# [GIVEN DATA]
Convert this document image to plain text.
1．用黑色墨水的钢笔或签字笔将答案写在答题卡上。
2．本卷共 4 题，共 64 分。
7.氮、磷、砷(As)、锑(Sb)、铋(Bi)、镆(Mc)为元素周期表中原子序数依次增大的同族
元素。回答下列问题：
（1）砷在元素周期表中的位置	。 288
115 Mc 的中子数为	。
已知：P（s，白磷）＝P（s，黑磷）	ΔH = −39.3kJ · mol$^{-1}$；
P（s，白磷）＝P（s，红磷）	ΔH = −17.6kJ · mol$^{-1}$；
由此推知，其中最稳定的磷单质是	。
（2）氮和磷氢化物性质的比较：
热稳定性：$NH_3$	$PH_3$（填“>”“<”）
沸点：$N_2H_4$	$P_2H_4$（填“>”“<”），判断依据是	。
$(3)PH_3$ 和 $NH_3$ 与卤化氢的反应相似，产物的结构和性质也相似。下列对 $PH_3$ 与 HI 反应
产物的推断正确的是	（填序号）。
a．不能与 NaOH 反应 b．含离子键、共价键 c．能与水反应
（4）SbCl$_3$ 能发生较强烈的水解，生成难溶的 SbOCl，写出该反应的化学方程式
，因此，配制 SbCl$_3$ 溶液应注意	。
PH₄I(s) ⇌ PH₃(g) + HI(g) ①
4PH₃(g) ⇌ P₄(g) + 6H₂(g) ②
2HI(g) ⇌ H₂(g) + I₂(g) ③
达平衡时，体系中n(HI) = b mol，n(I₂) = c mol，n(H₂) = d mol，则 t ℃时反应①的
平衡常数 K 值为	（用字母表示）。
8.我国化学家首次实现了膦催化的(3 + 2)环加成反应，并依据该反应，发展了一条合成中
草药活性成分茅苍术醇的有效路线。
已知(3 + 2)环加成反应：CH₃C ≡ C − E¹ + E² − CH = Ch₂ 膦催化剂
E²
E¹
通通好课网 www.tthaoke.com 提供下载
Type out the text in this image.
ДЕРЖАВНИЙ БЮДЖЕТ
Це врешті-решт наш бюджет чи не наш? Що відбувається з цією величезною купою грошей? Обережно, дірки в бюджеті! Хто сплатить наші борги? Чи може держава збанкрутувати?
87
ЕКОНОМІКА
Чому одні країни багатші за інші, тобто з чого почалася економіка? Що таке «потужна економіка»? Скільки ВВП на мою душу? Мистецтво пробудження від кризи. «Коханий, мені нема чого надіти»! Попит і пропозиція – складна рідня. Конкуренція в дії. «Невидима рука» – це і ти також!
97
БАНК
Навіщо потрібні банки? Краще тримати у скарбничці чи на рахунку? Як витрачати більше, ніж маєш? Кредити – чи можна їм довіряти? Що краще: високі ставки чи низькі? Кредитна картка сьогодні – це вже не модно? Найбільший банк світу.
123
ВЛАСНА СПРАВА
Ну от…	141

# [EXERCISE DIRECTIONS]
In the records above, tally the lines where the word "环加成反应" appears, and give the number and nothing else.

# [SOLUTION]
2